Directions for this task
Each record needs to be echoed exactly; can you do that?

Record excerpts
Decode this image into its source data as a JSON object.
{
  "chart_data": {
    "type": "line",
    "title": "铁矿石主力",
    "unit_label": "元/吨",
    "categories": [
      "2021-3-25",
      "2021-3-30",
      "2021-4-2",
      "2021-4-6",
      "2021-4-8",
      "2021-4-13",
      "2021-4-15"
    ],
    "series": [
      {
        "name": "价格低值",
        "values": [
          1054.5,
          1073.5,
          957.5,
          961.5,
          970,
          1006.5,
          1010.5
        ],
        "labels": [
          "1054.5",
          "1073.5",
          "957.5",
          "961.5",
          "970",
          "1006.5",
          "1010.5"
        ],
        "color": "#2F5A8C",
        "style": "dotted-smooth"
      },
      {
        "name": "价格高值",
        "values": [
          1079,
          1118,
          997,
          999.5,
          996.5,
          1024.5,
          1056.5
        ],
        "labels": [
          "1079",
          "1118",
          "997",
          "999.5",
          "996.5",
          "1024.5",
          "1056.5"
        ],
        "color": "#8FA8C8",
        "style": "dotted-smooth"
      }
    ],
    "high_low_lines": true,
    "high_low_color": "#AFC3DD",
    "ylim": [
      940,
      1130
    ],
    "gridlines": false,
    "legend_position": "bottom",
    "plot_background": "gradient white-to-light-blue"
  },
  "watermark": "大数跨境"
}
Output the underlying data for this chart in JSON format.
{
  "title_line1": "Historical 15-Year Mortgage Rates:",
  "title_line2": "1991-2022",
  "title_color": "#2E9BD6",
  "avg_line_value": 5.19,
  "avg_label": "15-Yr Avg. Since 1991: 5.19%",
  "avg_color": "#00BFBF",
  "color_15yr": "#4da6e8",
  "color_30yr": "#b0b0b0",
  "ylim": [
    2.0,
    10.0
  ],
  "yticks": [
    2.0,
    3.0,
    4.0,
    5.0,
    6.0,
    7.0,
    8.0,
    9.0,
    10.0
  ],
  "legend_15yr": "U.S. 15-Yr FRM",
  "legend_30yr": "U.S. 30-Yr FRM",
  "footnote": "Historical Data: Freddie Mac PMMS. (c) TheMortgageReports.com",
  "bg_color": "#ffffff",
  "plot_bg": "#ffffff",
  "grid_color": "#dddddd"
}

Response to the task
Decode this image into its source data as a JSON object.
{
  "chart_data": {
    "type": "line",
    "title": "铁矿石主力",
    "unit_label": "元/吨",
    "categories": [
      "2021-3-25",
      "2021-3-30",
      "2021-4-2",
      "2021-4-6",
      "2021-4-8",
      "2021-4-13",
      "2021-4-15"
    ],
    "series": [
      {
        "name": "价格低值",
        "values": [
          1054.5,
          1073.5,
          957.5,
          961.5,
          970,
          1006.5,
          1010.5
        ],
        "labels": [
          "1054.5",
          "1073.5",
          "957.5",
          "961.5",
          "970",
          "1006.5",
          "1010.5"
        ],
        "color": "#2F5A8C",
        "style": "dotted-smooth"
      },
      {
        "name": "价格高值",
        "values": [
          1079,
          1118,
          997,
          999.5,
          996.5,
          1024.5,
          1056.5
        ],
        "labels": [
          "1079",
          "1118",
          "997",
          "999.5",
          "996.5",
          "1024.5",
          "1056.5"
        ],
        "color": "#8FA8C8",
        "style": "dotted-smooth"
      }
    ],
    "high_low_lines": true,
    "high_low_color": "#AFC3DD",
    "ylim": [
      940,
      1130
    ],
    "gridlines": false,
    "legend_position": "bottom",
    "plot_background": "gradient white-to-light-blue"
  },
  "watermark": "大数跨境"
}
Output the underlying data for this chart in JSON format.
{
  "title_line1": "Historical 15-Year Mortgage Rates:",
  "title_line2": "1991-2022",
  "title_color": "#2E9BD6",
  "avg_line_value": 5.19,
  "avg_label": "15-Yr Avg. Since 1991: 5.19%",
  "avg_color": "#00BFBF",
  "color_15yr": "#4da6e8",
  "color_30yr": "#b0b0b0",
  "ylim": [
    2.0,
    10.0
  ],
  "yticks": [
    2.0,
    3.0,
    4.0,
    5.0,
    6.0,
    7.0,
    8.0,
    9.0,
    10.0
  ],
  "legend_15yr": "U.S. 15-Yr FRM",
  "legend_30yr": "U.S. 30-Yr FRM",
  "footnote": "Historical Data: Freddie Mac PMMS. (c) TheMortgageReports.com",
  "bg_color": "#ffffff",
  "plot_bg": "#ffffff",
  "grid_color": "#dddddd"
}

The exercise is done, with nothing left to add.